EXERCISE REQUIREMENTS >> Copy down all of the data underneath, exactly as shown.
__________________________________________________
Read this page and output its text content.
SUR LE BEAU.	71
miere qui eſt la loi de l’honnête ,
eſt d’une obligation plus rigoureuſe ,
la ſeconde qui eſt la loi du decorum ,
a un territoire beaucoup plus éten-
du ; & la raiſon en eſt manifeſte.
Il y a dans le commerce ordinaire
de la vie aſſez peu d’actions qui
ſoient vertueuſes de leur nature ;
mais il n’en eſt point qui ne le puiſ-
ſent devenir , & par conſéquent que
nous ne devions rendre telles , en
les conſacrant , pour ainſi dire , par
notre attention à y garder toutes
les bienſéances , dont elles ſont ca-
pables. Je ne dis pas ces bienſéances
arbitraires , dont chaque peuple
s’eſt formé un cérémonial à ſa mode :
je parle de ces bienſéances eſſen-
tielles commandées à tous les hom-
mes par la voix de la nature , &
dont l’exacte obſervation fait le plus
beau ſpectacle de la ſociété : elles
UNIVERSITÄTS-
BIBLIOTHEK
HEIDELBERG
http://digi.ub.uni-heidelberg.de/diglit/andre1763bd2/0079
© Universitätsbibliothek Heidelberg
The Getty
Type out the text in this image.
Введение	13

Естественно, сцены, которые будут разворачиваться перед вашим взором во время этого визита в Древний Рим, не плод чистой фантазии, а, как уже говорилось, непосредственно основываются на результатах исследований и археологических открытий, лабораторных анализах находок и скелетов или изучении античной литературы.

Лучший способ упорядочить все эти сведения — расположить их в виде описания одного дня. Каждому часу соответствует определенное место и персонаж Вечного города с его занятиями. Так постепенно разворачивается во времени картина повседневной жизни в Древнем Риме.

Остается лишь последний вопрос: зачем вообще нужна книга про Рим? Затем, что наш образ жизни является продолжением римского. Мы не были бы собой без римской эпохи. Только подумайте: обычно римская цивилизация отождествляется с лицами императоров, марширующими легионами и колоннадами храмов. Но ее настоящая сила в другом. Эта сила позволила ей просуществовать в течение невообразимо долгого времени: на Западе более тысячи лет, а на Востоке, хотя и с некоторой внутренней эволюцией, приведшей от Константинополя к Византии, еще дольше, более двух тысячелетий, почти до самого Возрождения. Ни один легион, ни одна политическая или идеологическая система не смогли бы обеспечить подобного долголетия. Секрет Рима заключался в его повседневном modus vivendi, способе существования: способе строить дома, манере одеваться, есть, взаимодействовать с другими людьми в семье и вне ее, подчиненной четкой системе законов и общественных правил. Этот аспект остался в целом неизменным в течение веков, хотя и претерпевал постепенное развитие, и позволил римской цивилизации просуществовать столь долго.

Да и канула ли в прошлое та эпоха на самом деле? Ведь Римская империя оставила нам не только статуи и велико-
__________________________________________________
SOLVED PROBLEM >>
Read this page and output its text content.
SUR LE BEAU.	71
miere qui eſt la loi de l’honnête ,
eſt d’une obligation plus rigoureuſe ,
la ſeconde qui eſt la loi du decorum ,
a un territoire beaucoup plus éten-
du ; & la raiſon en eſt manifeſte.
Il y a dans le commerce ordinaire
de la vie aſſez peu d’actions qui
ſoient vertueuſes de leur nature ;
mais il n’en eſt point qui ne le puiſ-
ſent devenir , & par conſéquent que
nous ne devions rendre telles , en
les conſacrant , pour ainſi dire , par
notre attention à y garder toutes
les bienſéances , dont elles ſont ca-
pables. Je ne dis pas ces bienſéances
arbitraires , dont chaque peuple
s’eſt formé un cérémonial à ſa mode :
je parle de ces bienſéances eſſen-
tielles commandées à tous les hom-
mes par la voix de la nature , &
dont l’exacte obſervation fait le plus
beau ſpectacle de la ſociété : elles
UNIVERSITÄTS-
BIBLIOTHEK
HEIDELBERG
http://digi.ub.uni-heidelberg.de/diglit/andre1763bd2/0079
© Universitätsbibliothek Heidelberg
The Getty
Type out the text in this image.
Введение	13

Естественно, сцены, которые будут разворачиваться перед вашим взором во время этого визита в Древний Рим, не плод чистой фантазии, а, как уже говорилось, непосредственно основываются на результатах исследований и археологических открытий, лабораторных анализах находок и скелетов или изучении античной литературы.

Лучший способ упорядочить все эти сведения — расположить их в виде описания одного дня. Каждому часу соответствует определенное место и персонаж Вечного города с его занятиями. Так постепенно разворачивается во времени картина повседневной жизни в Древнем Риме.

Остается лишь последний вопрос: зачем вообще нужна книга про Рим? Затем, что наш образ жизни является продолжением римского. Мы не были бы собой без римской эпохи. Только подумайте: обычно римская цивилизация отождествляется с лицами императоров, марширующими легионами и колоннадами храмов. Но ее настоящая сила в другом. Эта сила позволила ей просуществовать в течение невообразимо долгого времени: на Западе более тысячи лет, а на Востоке, хотя и с некоторой внутренней эволюцией, приведшей от Константинополя к Византии, еще дольше, более двух тысячелетий, почти до самого Возрождения. Ни один легион, ни одна политическая или идеологическая система не смогли бы обеспечить подобного долголетия. Секрет Рима заключался в его повседневном modus vivendi, способе существования: способе строить дома, манере одеваться, есть, взаимодействовать с другими людьми в семье и вне ее, подчиненной четкой системе законов и общественных правил. Этот аспект остался в целом неизменным в течение веков, хотя и претерпевал постепенное развитие, и позволил римской цивилизации просуществовать столь долго.

Да и канула ли в прошлое та эпоха на самом деле? Ведь Римская империя оставила нам не только статуи и велико-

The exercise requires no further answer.